***** The input

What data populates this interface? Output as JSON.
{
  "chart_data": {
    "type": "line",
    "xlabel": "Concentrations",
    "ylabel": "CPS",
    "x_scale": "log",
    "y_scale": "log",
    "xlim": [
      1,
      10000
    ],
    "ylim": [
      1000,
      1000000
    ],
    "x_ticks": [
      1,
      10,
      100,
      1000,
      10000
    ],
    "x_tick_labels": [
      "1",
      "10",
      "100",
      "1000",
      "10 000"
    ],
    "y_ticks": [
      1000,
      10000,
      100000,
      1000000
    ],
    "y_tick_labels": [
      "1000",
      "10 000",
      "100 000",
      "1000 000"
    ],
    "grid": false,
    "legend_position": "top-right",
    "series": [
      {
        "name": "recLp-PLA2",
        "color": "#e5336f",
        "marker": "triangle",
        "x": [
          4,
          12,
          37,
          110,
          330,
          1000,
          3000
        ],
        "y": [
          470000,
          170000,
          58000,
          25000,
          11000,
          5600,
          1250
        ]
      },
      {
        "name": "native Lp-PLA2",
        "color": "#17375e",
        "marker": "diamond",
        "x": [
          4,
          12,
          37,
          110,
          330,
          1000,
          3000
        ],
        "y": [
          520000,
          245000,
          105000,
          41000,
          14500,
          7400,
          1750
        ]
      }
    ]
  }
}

**********

• [Short exercise] Faithfully transcribe the whole of the data.

• [Task output]
What data populates this interface? Output as JSON.
{
  "chart_data": {
    "type": "line",
    "xlabel": "Concentrations",
    "ylabel": "CPS",
    "x_scale": "log",
    "y_scale": "log",
    "xlim": [
      1,
      10000
    ],
    "ylim": [
      1000,
      1000000
    ],
    "x_ticks": [
      1,
      10,
      100,
      1000,
      10000
    ],
    "x_tick_labels": [
      "1",
      "10",
      "100",
      "1000",
      "10 000"
    ],
    "y_ticks": [
      1000,
      10000,
      100000,
      1000000
    ],
    "y_tick_labels": [
      "1000",
      "10 000",
      "100 000",
      "1000 000"
    ],
    "grid": false,
    "legend_position": "top-right",
    "series": [
      {
        "name": "recLp-PLA2",
        "color": "#e5336f",
        "marker": "triangle",
        "x": [
          4,
          12,
          37,
          110,
          330,
          1000,
          3000
        ],
        "y": [
          470000,
          170000,
          58000,
          25000,
          11000,
          5600,
          1250
        ]
      },
      {
        "name": "native Lp-PLA2",
        "color": "#17375e",
        "marker": "diamond",
        "x": [
          4,
          12,
          37,
          110,
          330,
          1000,
          3000
        ],
        "y": [
          520000,
          245000,
          105000,
          41000,
          14500,
          7400,
          1750
        ]
      }
    ]
  }
}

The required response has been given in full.